What you should do.
Locate all lines with the word "messages". Copy them.
━━━━━ Input ━━━━━
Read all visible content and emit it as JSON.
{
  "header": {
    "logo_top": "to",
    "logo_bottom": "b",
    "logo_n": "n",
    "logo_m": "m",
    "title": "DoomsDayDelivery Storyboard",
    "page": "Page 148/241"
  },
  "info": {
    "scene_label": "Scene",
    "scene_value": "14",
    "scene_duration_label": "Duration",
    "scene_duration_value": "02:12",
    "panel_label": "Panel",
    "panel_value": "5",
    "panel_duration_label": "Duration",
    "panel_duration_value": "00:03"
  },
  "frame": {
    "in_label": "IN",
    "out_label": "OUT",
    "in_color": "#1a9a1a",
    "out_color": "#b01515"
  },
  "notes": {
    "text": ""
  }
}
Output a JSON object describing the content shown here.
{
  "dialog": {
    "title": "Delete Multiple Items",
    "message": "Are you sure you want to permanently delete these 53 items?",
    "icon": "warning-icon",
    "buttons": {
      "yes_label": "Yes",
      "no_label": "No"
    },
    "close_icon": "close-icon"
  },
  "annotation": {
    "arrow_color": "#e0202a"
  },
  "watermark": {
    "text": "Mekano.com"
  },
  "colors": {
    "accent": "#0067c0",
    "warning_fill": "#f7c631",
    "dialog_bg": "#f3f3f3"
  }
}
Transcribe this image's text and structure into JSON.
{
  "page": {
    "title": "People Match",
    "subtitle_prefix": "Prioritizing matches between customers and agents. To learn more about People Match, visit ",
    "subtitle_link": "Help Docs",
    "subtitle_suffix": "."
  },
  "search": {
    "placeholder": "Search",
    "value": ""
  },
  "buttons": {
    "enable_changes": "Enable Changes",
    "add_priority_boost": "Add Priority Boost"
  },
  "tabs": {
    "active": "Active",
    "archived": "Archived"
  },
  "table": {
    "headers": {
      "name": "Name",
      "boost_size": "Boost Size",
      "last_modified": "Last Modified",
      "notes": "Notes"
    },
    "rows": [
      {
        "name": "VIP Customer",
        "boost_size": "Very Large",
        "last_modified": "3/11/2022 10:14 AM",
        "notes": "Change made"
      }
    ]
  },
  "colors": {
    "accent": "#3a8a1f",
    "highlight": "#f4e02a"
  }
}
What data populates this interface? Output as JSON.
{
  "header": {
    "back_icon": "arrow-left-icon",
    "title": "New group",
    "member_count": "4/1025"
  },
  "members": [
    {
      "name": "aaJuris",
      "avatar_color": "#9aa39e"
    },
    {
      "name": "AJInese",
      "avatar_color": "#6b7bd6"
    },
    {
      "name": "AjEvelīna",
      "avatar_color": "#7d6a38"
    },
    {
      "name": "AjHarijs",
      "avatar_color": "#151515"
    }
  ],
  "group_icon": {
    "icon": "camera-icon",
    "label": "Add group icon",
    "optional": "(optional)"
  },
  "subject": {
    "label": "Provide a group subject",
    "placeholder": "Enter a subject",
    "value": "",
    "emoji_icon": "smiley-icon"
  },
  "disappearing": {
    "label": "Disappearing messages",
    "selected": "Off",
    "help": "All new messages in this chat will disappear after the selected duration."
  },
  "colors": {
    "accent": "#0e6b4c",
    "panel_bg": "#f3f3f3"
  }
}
━━━━━
Response.
    "label": "Disappearing messages",
    "help": "All new messages in this chat will disappear after the selected duration."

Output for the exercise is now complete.